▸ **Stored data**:
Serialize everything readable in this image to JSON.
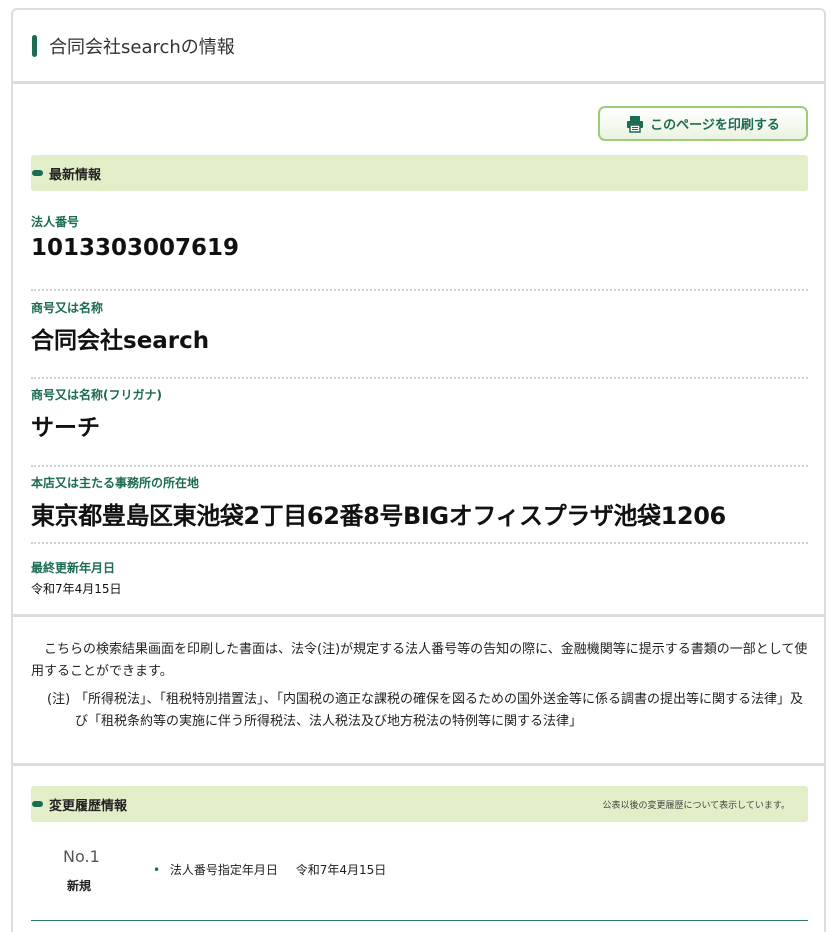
{
  "page": {
    "title": "合同会社searchの情報"
  },
  "toolbar": {
    "print_label": "このページを印刷する",
    "print_icon": "printer-icon"
  },
  "latest": {
    "heading": "最新情報",
    "corporate_number_label": "法人番号",
    "corporate_number": "1013303007619",
    "name_label": "商号又は名称",
    "name": "合同会社search",
    "furigana_label": "商号又は名称(フリガナ)",
    "furigana": "サーチ",
    "address_label": "本店又は主たる事務所の所在地",
    "address": "東京都豊島区東池袋2丁目62番8号BIGオフィスプラザ池袋1206",
    "updated_label": "最終更新年月日",
    "updated": "令和7年4月15日"
  },
  "notice": {
    "main": "こちらの検索結果画面を印刷した書面は、法令(注)が規定する法人番号等の告知の際に、金融機関等に提示する書類の一部として使用することができます。",
    "note_mark": "(注)",
    "note_text": "「所得税法」、「租税特別措置法」、「内国税の適正な課税の確保を図るための国外送金等に係る調書の提出等に関する法律」及び「租税条約等の実施に伴う所得税法、法人税法及び地方税法の特例等に関する法律」"
  },
  "history": {
    "heading": "変更履歴情報",
    "note": "公表以後の変更履歴について表示しています。",
    "entries": [
      {
        "no": "No.1",
        "kind": "新規",
        "label": "法人番号指定年月日",
        "date": "令和7年4月15日"
      }
    ]
  },
  "colors": {
    "accent": "#1c6b54",
    "section_bg": "#e2eec7",
    "button_border": "#9ccc7c",
    "divider": "#dcdcdc"
  }
}
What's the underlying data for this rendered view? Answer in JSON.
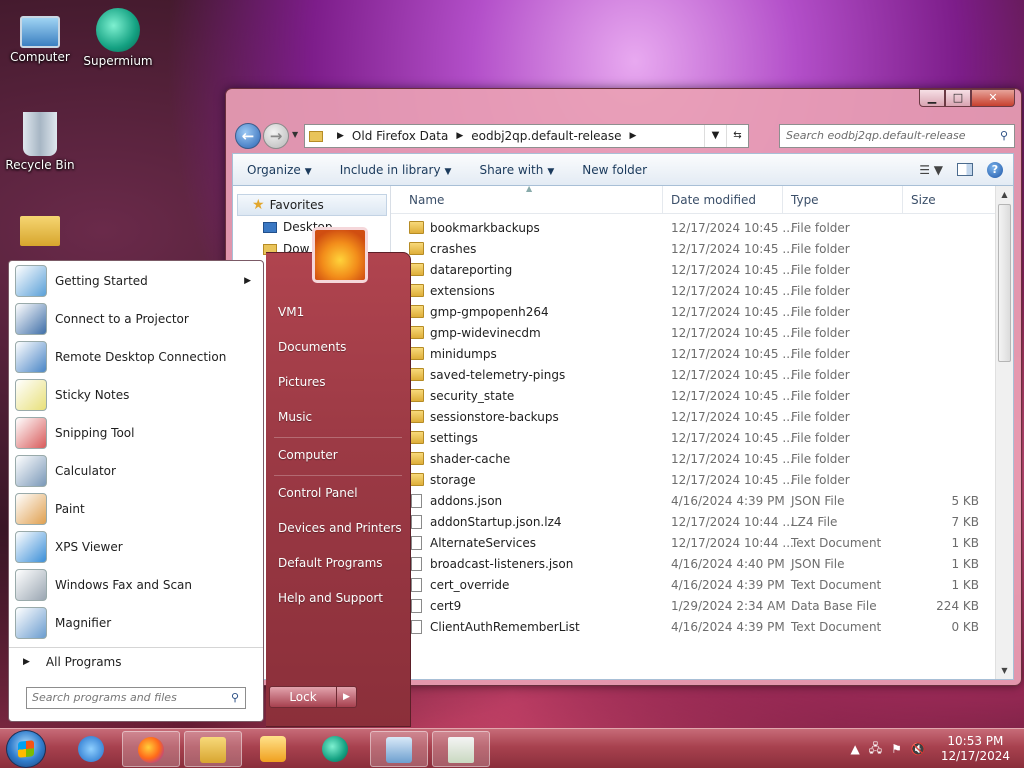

▸ **What is being asked**: Copy every line above that includes the string "商号又は名称".

▸ **Answer to this task**:
    "name_label": "商号又は名称",
    "furigana_label": "商号又は名称(フリガナ)",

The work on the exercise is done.